Data extract:
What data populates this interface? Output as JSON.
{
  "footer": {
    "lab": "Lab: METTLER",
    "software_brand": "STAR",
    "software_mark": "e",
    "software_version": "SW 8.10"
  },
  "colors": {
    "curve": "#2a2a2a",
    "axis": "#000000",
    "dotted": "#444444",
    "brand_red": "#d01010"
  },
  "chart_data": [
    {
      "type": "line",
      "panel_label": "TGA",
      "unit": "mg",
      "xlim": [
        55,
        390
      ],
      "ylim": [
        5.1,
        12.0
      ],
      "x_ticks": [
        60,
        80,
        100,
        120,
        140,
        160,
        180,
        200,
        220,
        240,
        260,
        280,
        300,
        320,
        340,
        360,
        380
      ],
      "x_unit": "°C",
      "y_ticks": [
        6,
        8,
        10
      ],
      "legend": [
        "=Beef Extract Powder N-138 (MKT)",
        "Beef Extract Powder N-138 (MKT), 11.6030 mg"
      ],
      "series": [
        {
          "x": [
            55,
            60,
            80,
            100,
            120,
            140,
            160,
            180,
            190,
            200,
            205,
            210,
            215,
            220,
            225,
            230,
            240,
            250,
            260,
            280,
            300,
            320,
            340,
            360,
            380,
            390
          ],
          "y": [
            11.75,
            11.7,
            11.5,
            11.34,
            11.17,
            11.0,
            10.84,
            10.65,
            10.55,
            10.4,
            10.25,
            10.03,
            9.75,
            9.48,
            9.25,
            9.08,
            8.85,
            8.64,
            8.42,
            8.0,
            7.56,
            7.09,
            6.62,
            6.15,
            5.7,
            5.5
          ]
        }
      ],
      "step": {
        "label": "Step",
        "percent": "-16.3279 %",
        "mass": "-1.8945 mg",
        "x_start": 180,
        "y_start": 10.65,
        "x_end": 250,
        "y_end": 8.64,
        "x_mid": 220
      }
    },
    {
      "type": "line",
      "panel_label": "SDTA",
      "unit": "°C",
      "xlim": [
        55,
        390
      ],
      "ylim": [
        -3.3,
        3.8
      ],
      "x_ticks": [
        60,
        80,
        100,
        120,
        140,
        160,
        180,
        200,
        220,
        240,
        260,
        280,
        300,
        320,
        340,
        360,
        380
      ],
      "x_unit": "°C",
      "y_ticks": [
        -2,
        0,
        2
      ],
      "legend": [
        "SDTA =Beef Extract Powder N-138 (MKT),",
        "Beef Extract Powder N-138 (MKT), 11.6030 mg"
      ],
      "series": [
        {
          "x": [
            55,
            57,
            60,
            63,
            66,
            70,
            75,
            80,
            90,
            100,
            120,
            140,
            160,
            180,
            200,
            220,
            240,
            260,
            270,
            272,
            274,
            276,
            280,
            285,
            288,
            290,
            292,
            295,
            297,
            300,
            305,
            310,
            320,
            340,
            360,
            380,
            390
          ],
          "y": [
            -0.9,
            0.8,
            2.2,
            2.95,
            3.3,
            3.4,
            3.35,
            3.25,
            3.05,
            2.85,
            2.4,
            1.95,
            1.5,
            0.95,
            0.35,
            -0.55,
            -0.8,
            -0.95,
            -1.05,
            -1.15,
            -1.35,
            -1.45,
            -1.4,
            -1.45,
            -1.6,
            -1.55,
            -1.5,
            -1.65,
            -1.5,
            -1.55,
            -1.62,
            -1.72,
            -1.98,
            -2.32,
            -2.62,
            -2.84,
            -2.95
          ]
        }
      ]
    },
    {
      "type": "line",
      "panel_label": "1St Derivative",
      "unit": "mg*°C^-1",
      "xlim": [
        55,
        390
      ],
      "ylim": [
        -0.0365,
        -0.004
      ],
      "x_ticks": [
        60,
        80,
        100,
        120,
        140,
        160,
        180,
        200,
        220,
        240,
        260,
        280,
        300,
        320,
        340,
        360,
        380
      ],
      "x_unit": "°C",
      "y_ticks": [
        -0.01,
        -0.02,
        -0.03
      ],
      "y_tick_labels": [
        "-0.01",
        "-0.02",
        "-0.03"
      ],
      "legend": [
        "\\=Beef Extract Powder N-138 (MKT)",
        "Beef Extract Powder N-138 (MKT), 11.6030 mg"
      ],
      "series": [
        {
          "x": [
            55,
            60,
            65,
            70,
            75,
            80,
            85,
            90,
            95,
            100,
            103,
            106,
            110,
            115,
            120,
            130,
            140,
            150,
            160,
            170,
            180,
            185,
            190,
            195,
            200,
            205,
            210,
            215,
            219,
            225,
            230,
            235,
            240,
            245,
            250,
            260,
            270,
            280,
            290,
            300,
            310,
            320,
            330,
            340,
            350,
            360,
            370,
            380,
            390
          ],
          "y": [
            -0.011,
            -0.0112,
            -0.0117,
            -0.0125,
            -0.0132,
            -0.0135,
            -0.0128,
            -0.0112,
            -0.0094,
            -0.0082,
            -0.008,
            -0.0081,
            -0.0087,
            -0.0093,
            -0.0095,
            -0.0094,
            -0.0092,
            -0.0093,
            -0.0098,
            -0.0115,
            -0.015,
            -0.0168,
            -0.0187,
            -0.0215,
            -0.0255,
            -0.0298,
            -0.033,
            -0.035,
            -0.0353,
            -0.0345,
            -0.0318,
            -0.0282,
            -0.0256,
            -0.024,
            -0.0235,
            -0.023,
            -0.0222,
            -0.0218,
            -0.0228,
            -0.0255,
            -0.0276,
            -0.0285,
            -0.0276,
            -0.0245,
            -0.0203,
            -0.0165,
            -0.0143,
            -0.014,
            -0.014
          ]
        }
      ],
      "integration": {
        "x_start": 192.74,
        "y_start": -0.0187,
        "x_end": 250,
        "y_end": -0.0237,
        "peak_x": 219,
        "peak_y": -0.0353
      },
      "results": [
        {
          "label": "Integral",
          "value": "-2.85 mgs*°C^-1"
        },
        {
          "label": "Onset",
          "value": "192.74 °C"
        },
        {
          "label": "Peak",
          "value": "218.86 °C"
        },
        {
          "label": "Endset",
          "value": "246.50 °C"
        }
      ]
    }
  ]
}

What you will do: Retype all of the data shown above, word for word.

Answer to this exercise:
What data populates this interface? Output as JSON.
{
  "footer": {
    "lab": "Lab: METTLER",
    "software_brand": "STAR",
    "software_mark": "e",
    "software_version": "SW 8.10"
  },
  "colors": {
    "curve": "#2a2a2a",
    "axis": "#000000",
    "dotted": "#444444",
    "brand_red": "#d01010"
  },
  "chart_data": [
    {
      "type": "line",
      "panel_label": "TGA",
      "unit": "mg",
      "xlim": [
        55,
        390
      ],
      "ylim": [
        5.1,
        12.0
      ],
      "x_ticks": [
        60,
        80,
        100,
        120,
        140,
        160,
        180,
        200,
        220,
        240,
        260,
        280,
        300,
        320,
        340,
        360,
        380
      ],
      "x_unit": "°C",
      "y_ticks": [
        6,
        8,
        10
      ],
      "legend": [
        "=Beef Extract Powder N-138 (MKT)",
        "Beef Extract Powder N-138 (MKT), 11.6030 mg"
      ],
      "series": [
        {
          "x": [
            55,
            60,
            80,
            100,
            120,
            140,
            160,
            180,
            190,
            200,
            205,
            210,
            215,
            220,
            225,
            230,
            240,
            250,
            260,
            280,
            300,
            320,
            340,
            360,
            380,
            390
          ],
          "y": [
            11.75,
            11.7,
            11.5,
            11.34,
            11.17,
            11.0,
            10.84,
            10.65,
            10.55,
            10.4,
            10.25,
            10.03,
            9.75,
            9.48,
            9.25,
            9.08,
            8.85,
            8.64,
            8.42,
            8.0,
            7.56,
            7.09,
            6.62,
            6.15,
            5.7,
            5.5
          ]
        }
      ],
      "step": {
        "label": "Step",
        "percent": "-16.3279 %",
        "mass": "-1.8945 mg",
        "x_start": 180,
        "y_start": 10.65,
        "x_end": 250,
        "y_end": 8.64,
        "x_mid": 220
      }
    },
    {
      "type": "line",
      "panel_label": "SDTA",
      "unit": "°C",
      "xlim": [
        55,
        390
      ],
      "ylim": [
        -3.3,
        3.8
      ],
      "x_ticks": [
        60,
        80,
        100,
        120,
        140,
        160,
        180,
        200,
        220,
        240,
        260,
        280,
        300,
        320,
        340,
        360,
        380
      ],
      "x_unit": "°C",
      "y_ticks": [
        -2,
        0,
        2
      ],
      "legend": [
        "SDTA =Beef Extract Powder N-138 (MKT),",
        "Beef Extract Powder N-138 (MKT), 11.6030 mg"
      ],
      "series": [
        {
          "x": [
            55,
            57,
            60,
            63,
            66,
            70,
            75,
            80,
            90,
            100,
            120,
            140,
            160,
            180,
            200,
            220,
            240,
            260,
            270,
            272,
            274,
            276,
            280,
            285,
            288,
            290,
            292,
            295,
            297,
            300,
            305,
            310,
            320,
            340,
            360,
            380,
            390
          ],
          "y": [
            -0.9,
            0.8,
            2.2,
            2.95,
            3.3,
            3.4,
            3.35,
            3.25,
            3.05,
            2.85,
            2.4,
            1.95,
            1.5,
            0.95,
            0.35,
            -0.55,
            -0.8,
            -0.95,
            -1.05,
            -1.15,
            -1.35,
            -1.45,
            -1.4,
            -1.45,
            -1.6,
            -1.55,
            -1.5,
            -1.65,
            -1.5,
            -1.55,
            -1.62,
            -1.72,
            -1.98,
            -2.32,
            -2.62,
            -2.84,
            -2.95
          ]
        }
      ]
    },
    {
      "type": "line",
      "panel_label": "1St Derivative",
      "unit": "mg*°C^-1",
      "xlim": [
        55,
        390
      ],
      "ylim": [
        -0.0365,
        -0.004
      ],
      "x_ticks": [
        60,
        80,
        100,
        120,
        140,
        160,
        180,
        200,
        220,
        240,
        260,
        280,
        300,
        320,
        340,
        360,
        380
      ],
      "x_unit": "°C",
      "y_ticks": [
        -0.01,
        -0.02,
        -0.03
      ],
      "y_tick_labels": [
        "-0.01",
        "-0.02",
        "-0.03"
      ],
      "legend": [
        "\\=Beef Extract Powder N-138 (MKT)",
        "Beef Extract Powder N-138 (MKT), 11.6030 mg"
      ],
      "series": [
        {
          "x": [
            55,
            60,
            65,
            70,
            75,
            80,
            85,
            90,
            95,
            100,
            103,
            106,
            110,
            115,
            120,
            130,
            140,
            150,
            160,
            170,
            180,
            185,
            190,
            195,
            200,
            205,
            210,
            215,
            219,
            225,
            230,
            235,
            240,
            245,
            250,
            260,
            270,
            280,
            290,
            300,
            310,
            320,
            330,
            340,
            350,
            360,
            370,
            380,
            390
          ],
          "y": [
            -0.011,
            -0.0112,
            -0.0117,
            -0.0125,
            -0.0132,
            -0.0135,
            -0.0128,
            -0.0112,
            -0.0094,
            -0.0082,
            -0.008,
            -0.0081,
            -0.0087,
            -0.0093,
            -0.0095,
            -0.0094,
            -0.0092,
            -0.0093,
            -0.0098,
            -0.0115,
            -0.015,
            -0.0168,
            -0.0187,
            -0.0215,
            -0.0255,
            -0.0298,
            -0.033,
            -0.035,
            -0.0353,
            -0.0345,
            -0.0318,
            -0.0282,
            -0.0256,
            -0.024,
            -0.0235,
            -0.023,
            -0.0222,
            -0.0218,
            -0.0228,
            -0.0255,
            -0.0276,
            -0.0285,
            -0.0276,
            -0.0245,
            -0.0203,
            -0.0165,
            -0.0143,
            -0.014,
            -0.014
          ]
        }
      ],
      "integration": {
        "x_start": 192.74,
        "y_start": -0.0187,
        "x_end": 250,
        "y_end": -0.0237,
        "peak_x": 219,
        "peak_y": -0.0353
      },
      "results": [
        {
          "label": "Integral",
          "value": "-2.85 mgs*°C^-1"
        },
        {
          "label": "Onset",
          "value": "192.74 °C"
        },
        {
          "label": "Peak",
          "value": "218.86 °C"
        },
        {
          "label": "Endset",
          "value": "246.50 °C"
        }
      ]
    }
  ]
}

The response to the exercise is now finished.